[Records from a collection]

━━━━

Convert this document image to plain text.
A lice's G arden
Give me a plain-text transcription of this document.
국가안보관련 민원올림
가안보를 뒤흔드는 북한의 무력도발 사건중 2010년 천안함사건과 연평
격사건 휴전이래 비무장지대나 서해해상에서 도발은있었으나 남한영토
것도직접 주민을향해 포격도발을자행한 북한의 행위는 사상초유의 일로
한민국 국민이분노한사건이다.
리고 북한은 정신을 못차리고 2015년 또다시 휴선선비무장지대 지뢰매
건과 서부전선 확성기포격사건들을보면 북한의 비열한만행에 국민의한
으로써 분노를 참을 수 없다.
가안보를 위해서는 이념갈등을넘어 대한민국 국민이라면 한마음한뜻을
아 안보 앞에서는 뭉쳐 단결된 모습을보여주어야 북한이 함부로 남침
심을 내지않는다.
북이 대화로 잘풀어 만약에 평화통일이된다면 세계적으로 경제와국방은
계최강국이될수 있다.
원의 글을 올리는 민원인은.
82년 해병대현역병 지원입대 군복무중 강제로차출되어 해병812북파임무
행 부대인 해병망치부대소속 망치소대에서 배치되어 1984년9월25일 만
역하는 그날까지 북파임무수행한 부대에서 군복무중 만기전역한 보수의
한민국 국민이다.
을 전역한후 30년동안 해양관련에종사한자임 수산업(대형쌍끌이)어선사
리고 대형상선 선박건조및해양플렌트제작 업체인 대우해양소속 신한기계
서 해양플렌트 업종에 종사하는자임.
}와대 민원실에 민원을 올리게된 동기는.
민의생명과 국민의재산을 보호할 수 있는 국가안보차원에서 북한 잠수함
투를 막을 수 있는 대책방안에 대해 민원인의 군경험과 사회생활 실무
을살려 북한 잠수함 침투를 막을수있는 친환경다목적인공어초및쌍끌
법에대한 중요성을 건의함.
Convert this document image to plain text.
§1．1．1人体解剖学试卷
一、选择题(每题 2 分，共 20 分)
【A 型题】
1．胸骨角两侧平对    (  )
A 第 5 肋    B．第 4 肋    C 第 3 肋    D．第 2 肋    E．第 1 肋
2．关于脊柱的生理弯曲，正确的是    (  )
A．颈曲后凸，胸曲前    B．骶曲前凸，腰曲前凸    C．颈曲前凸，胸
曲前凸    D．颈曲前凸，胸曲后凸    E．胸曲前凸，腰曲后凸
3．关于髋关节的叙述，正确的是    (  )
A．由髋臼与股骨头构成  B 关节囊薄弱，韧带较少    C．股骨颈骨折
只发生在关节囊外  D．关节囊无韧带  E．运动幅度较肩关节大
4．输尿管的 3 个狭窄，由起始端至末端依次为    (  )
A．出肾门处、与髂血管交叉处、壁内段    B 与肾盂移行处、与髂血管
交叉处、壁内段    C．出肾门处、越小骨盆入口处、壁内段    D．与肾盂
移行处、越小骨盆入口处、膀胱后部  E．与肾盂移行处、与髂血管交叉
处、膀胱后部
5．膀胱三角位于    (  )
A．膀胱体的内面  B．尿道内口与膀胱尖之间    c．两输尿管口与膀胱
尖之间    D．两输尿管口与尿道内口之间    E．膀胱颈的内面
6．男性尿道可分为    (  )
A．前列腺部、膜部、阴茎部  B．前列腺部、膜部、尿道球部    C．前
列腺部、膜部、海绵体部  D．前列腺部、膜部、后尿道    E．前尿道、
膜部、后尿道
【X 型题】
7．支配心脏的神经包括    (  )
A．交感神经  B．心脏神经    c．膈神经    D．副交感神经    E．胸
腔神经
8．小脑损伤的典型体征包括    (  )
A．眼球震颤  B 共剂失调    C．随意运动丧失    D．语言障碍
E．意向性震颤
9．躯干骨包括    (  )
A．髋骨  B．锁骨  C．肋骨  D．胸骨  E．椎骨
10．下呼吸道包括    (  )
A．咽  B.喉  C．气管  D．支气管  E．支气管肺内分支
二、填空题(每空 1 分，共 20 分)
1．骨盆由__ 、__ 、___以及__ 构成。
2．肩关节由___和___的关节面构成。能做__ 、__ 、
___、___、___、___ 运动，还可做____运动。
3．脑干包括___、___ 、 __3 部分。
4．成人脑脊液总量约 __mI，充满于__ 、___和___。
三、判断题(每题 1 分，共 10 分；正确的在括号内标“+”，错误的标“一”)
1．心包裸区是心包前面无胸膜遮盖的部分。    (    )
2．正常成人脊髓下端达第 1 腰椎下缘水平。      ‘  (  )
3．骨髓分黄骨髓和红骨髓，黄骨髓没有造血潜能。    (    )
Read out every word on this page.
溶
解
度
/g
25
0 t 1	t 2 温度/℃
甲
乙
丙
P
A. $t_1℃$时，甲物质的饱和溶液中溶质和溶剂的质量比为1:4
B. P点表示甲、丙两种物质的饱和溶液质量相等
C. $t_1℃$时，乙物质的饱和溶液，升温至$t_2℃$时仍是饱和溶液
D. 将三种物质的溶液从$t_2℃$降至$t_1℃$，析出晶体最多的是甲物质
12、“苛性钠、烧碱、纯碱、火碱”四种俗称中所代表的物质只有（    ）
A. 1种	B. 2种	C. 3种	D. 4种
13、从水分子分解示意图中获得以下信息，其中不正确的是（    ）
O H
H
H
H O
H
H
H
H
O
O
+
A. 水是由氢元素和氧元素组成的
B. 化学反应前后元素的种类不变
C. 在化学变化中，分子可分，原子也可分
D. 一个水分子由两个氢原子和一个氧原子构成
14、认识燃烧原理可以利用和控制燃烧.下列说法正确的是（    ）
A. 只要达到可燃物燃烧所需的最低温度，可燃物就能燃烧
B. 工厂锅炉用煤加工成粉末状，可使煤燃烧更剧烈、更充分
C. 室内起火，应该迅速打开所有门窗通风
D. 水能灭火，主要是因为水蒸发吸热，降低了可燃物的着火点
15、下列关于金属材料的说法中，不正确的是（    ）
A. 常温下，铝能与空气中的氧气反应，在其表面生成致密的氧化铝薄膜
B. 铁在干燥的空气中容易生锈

━━━━

#### What is required:
Output all of the data above without any alteration.

#### Right answer:
Convert this document image to plain text.
A lice's G arden
Give me a plain-text transcription of this document.
국가안보관련 민원올림
가안보를 뒤흔드는 북한의 무력도발 사건중 2010년 천안함사건과 연평
격사건 휴전이래 비무장지대나 서해해상에서 도발은있었으나 남한영토
것도직접 주민을향해 포격도발을자행한 북한의 행위는 사상초유의 일로
한민국 국민이분노한사건이다.
리고 북한은 정신을 못차리고 2015년 또다시 휴선선비무장지대 지뢰매
건과 서부전선 확성기포격사건들을보면 북한의 비열한만행에 국민의한
으로써 분노를 참을 수 없다.
가안보를 위해서는 이념갈등을넘어 대한민국 국민이라면 한마음한뜻을
아 안보 앞에서는 뭉쳐 단결된 모습을보여주어야 북한이 함부로 남침
심을 내지않는다.
북이 대화로 잘풀어 만약에 평화통일이된다면 세계적으로 경제와국방은
계최강국이될수 있다.
원의 글을 올리는 민원인은.
82년 해병대현역병 지원입대 군복무중 강제로차출되어 해병812북파임무
행 부대인 해병망치부대소속 망치소대에서 배치되어 1984년9월25일 만
역하는 그날까지 북파임무수행한 부대에서 군복무중 만기전역한 보수의
한민국 국민이다.
을 전역한후 30년동안 해양관련에종사한자임 수산업(대형쌍끌이)어선사
리고 대형상선 선박건조및해양플렌트제작 업체인 대우해양소속 신한기계
서 해양플렌트 업종에 종사하는자임.
}와대 민원실에 민원을 올리게된 동기는.
민의생명과 국민의재산을 보호할 수 있는 국가안보차원에서 북한 잠수함
투를 막을 수 있는 대책방안에 대해 민원인의 군경험과 사회생활 실무
을살려 북한 잠수함 침투를 막을수있는 친환경다목적인공어초및쌍끌
법에대한 중요성을 건의함.
Convert this document image to plain text.
§1．1．1人体解剖学试卷
一、选择题(每题 2 分，共 20 分)
【A 型题】
1．胸骨角两侧平对    (  )
A 第 5 肋    B．第 4 肋    C 第 3 肋    D．第 2 肋    E．第 1 肋
2．关于脊柱的生理弯曲，正确的是    (  )
A．颈曲后凸，胸曲前    B．骶曲前凸，腰曲前凸    C．颈曲前凸，胸
曲前凸    D．颈曲前凸，胸曲后凸    E．胸曲前凸，腰曲后凸
3．关于髋关节的叙述，正确的是    (  )
A．由髋臼与股骨头构成  B 关节囊薄弱，韧带较少    C．股骨颈骨折
只发生在关节囊外  D．关节囊无韧带  E．运动幅度较肩关节大
4．输尿管的 3 个狭窄，由起始端至末端依次为    (  )
A．出肾门处、与髂血管交叉处、壁内段    B 与肾盂移行处、与髂血管
交叉处、壁内段    C．出肾门处、越小骨盆入口处、壁内段    D．与肾盂
移行处、越小骨盆入口处、膀胱后部  E．与肾盂移行处、与髂血管交叉
处、膀胱后部
5．膀胱三角位于    (  )
A．膀胱体的内面  B．尿道内口与膀胱尖之间    c．两输尿管口与膀胱
尖之间    D．两输尿管口与尿道内口之间    E．膀胱颈的内面
6．男性尿道可分为    (  )
A．前列腺部、膜部、阴茎部  B．前列腺部、膜部、尿道球部    C．前
列腺部、膜部、海绵体部  D．前列腺部、膜部、后尿道    E．前尿道、
膜部、后尿道
【X 型题】
7．支配心脏的神经包括    (  )
A．交感神经  B．心脏神经    c．膈神经    D．副交感神经    E．胸
腔神经
8．小脑损伤的典型体征包括    (  )
A．眼球震颤  B 共剂失调    C．随意运动丧失    D．语言障碍
E．意向性震颤
9．躯干骨包括    (  )
A．髋骨  B．锁骨  C．肋骨  D．胸骨  E．椎骨
10．下呼吸道包括    (  )
A．咽  B.喉  C．气管  D．支气管  E．支气管肺内分支
二、填空题(每空 1 分，共 20 分)
1．骨盆由__ 、__ 、___以及__ 构成。
2．肩关节由___和___的关节面构成。能做__ 、__ 、
___、___、___、___ 运动，还可做____运动。
3．脑干包括___、___ 、 __3 部分。
4．成人脑脊液总量约 __mI，充满于__ 、___和___。
三、判断题(每题 1 分，共 10 分；正确的在括号内标“+”，错误的标“一”)
1．心包裸区是心包前面无胸膜遮盖的部分。    (    )
2．正常成人脊髓下端达第 1 腰椎下缘水平。      ‘  (  )
3．骨髓分黄骨髓和红骨髓，黄骨髓没有造血潜能。    (    )
Read out every word on this page.
溶
解
度
/g
25
0 t 1	t 2 温度/℃
甲
乙
丙
P
A. $t_1℃$时，甲物质的饱和溶液中溶质和溶剂的质量比为1:4
B. P点表示甲、丙两种物质的饱和溶液质量相等
C. $t_1℃$时，乙物质的饱和溶液，升温至$t_2℃$时仍是饱和溶液
D. 将三种物质的溶液从$t_2℃$降至$t_1℃$，析出晶体最多的是甲物质
12、“苛性钠、烧碱、纯碱、火碱”四种俗称中所代表的物质只有（    ）
A. 1种	B. 2种	C. 3种	D. 4种
13、从水分子分解示意图中获得以下信息，其中不正确的是（    ）
O H
H
H
H O
H
H
H
H
O
O
+
A. 水是由氢元素和氧元素组成的
B. 化学反应前后元素的种类不变
C. 在化学变化中，分子可分，原子也可分
D. 一个水分子由两个氢原子和一个氧原子构成
14、认识燃烧原理可以利用和控制燃烧.下列说法正确的是（    ）
A. 只要达到可燃物燃烧所需的最低温度，可燃物就能燃烧
B. 工厂锅炉用煤加工成粉末状，可使煤燃烧更剧烈、更充分
C. 室内起火，应该迅速打开所有门窗通风
D. 水能灭火，主要是因为水蒸发吸热，降低了可燃物的着火点
15、下列关于金属材料的说法中，不正确的是（    ）
A. 常温下，铝能与空气中的氧气反应，在其表面生成致密的氧化铝薄膜
B. 铁在干燥的空气中容易生锈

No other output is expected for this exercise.